======== Texto de lectura ========
En lo personal, Assange es indudablemente una figura controvertida y compleja. Su tendencia a posicionarse fuertemente sobre todo tipo de temas, su vehemencia y su apariencia de estar más allá del bien y del mal en todos sus análisis le han llevado a ser objeto de no pocas críticas, y en varias ocasiones,a  emitir juicios muy poco fundamentados sobre cuestiones en las que ha manifestado un fuerte desconocimiento. La propia WikiLeaks, en su papel de fomentar la transparencia, ha sido también acusada de instrumentalización, sobre todo a la hora de elegir el momento de publicar determinadas filtraciones como las de los correos electrónicos de la Convención Nacional Demócrata en plena campaña de las presidenciales norteamericanas.
========
» **Consigna de trabajo A**
Repite el fragmento del texto sobre Assange que empieza con "En lo personal, Assange" y sigue hasta "las presidenciales norteamericanas.".
» **Consigna de trabajo B**
Responde según el texto sobre Assange:
(i) ¿Con qué dos adjetivos se describe a Assange como figura?
(ii) ¿De qué ha sido acusada WikiLeaks?
(iii) ¿En qué momento se publicaron los correos electrónicos de la Convención Nacional Demócrata?
» **Consigna de trabajo C**
Continúa el texto sobre Assange y WikiLeaks a partir de su última oración.
======== Datos proporcionados ========
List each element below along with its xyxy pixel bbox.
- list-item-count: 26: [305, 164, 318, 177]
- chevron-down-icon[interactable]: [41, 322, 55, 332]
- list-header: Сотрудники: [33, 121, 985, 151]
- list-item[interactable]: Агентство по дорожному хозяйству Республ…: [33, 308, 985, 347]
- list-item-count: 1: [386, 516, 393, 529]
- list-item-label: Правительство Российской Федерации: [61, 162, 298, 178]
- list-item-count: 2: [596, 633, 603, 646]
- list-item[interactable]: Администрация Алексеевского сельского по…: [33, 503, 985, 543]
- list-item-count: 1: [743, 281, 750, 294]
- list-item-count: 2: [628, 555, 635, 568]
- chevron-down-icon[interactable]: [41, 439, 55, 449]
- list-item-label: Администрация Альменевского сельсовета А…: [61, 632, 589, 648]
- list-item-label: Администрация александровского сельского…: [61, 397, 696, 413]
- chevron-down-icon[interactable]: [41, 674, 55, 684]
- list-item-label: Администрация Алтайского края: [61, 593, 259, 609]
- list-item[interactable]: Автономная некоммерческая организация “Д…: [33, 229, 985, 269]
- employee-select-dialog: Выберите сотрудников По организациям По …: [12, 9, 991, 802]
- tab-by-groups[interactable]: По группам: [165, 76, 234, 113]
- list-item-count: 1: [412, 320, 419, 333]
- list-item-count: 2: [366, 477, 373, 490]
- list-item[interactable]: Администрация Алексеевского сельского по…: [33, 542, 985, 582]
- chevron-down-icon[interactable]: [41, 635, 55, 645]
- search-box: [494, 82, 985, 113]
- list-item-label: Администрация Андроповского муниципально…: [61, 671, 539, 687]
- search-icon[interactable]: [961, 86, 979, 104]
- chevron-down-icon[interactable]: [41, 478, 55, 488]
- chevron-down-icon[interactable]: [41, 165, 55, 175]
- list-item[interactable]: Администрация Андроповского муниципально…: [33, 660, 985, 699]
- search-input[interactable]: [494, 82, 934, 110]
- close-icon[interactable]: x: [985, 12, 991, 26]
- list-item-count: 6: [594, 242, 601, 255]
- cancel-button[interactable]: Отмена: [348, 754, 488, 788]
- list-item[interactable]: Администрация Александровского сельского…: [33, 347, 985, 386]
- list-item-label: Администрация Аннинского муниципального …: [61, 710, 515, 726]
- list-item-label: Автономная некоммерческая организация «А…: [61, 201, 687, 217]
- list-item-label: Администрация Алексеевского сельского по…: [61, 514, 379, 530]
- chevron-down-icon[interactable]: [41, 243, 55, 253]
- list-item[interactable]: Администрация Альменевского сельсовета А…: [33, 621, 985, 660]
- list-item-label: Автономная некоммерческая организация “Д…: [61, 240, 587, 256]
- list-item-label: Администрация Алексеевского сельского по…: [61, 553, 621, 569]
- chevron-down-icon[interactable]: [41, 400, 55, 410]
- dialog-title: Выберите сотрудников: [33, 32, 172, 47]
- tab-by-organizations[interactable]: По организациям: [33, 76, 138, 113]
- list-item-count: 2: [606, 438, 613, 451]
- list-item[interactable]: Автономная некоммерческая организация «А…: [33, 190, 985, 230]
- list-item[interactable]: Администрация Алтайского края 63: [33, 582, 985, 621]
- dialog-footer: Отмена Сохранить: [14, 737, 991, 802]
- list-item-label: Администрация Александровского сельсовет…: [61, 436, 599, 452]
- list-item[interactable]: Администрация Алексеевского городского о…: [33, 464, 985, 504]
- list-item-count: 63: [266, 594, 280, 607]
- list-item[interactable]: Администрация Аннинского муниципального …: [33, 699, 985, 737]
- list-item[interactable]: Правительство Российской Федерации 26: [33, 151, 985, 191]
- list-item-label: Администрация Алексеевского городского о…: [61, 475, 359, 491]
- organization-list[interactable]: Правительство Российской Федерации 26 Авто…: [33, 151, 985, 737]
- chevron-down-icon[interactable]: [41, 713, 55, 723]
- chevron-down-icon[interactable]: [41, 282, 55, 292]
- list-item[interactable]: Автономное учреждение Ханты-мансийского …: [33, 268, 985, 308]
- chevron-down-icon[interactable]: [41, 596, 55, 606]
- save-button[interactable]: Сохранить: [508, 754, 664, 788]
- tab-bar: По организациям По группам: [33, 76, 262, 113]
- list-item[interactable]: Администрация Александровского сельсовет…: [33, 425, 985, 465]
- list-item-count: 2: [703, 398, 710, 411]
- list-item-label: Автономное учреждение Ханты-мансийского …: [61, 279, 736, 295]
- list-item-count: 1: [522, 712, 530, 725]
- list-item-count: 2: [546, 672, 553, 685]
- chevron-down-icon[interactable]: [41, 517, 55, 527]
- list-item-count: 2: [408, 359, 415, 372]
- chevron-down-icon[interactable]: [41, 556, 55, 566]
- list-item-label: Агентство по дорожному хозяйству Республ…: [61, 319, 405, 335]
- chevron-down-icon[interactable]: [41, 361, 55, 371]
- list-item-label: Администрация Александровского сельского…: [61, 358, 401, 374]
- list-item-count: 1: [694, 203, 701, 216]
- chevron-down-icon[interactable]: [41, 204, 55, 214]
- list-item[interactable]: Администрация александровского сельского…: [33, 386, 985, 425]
========
» **Espacio de respuesta A**
En lo personal, Assange es indudablemente una figura controvertida y compleja. Su tendencia a posicionarse fuertemente sobre todo tipo de temas, su vehemencia y su apariencia de estar más allá del bien y del mal en todos sus análisis le han llevado a ser objeto de no pocas críticas, y en varias ocasiones,a  emitir juicios muy poco fundamentados sobre cuestiones en las que ha manifestado un fuerte desconocimiento. La propia WikiLeaks, en su papel de fomentar la transparencia, ha sido también acusada de instrumentalización, sobre todo a la hora de elegir el momento de publicar determinadas filtraciones como las de los correos electrónicos de la Convención Nacional Demócrata en plena campaña de las presidenciales norteamericanas.

» **Espacio de respuesta B**
(i) Controvertida y compleja.
(ii) De instrumentalización.
(iii) En plena campaña de las presidenciales norteamericanas.

» **Espacio de respuesta C**
Sin embargo, y por encima de todas las polémicas, Julian Assange y su creación, WikiLeaks, tienen un enorme valor como señal de alarma, como evidencia y denuncia de un poder que opera en la sombra, completamente al margen de las reglas del juego democrático y de la legitimidad, y que, con el desarrollo y popularización de internet, han adquirido mucho más poder. Internet y, sobre todo, su uso por parte de personas incapaces de entender su complejidad, han posibilitado una deriva completamente distópica en nuestra sociedad, que va desde el sistema de vigilancia y monitorización integral que está construyendo China, hasta países como Rusia y otros con dudosos valores democráticos y de respeto de los derechos fundamentales, pero que además, parecen estar convirtiéndose, cada vez más, en la envidia de otros países que podríamos considerar democracias maduras consolidadas. De hecho, fueron los Estados Unidos y la hipertrofia de los sistemas de vigilancia generada por los atentados del 11S las que dieron origen a una de las mayores filtraciones, la protagonizada por Edward Snowden, también con la ayuda y colaboración activa de WikiLeaks.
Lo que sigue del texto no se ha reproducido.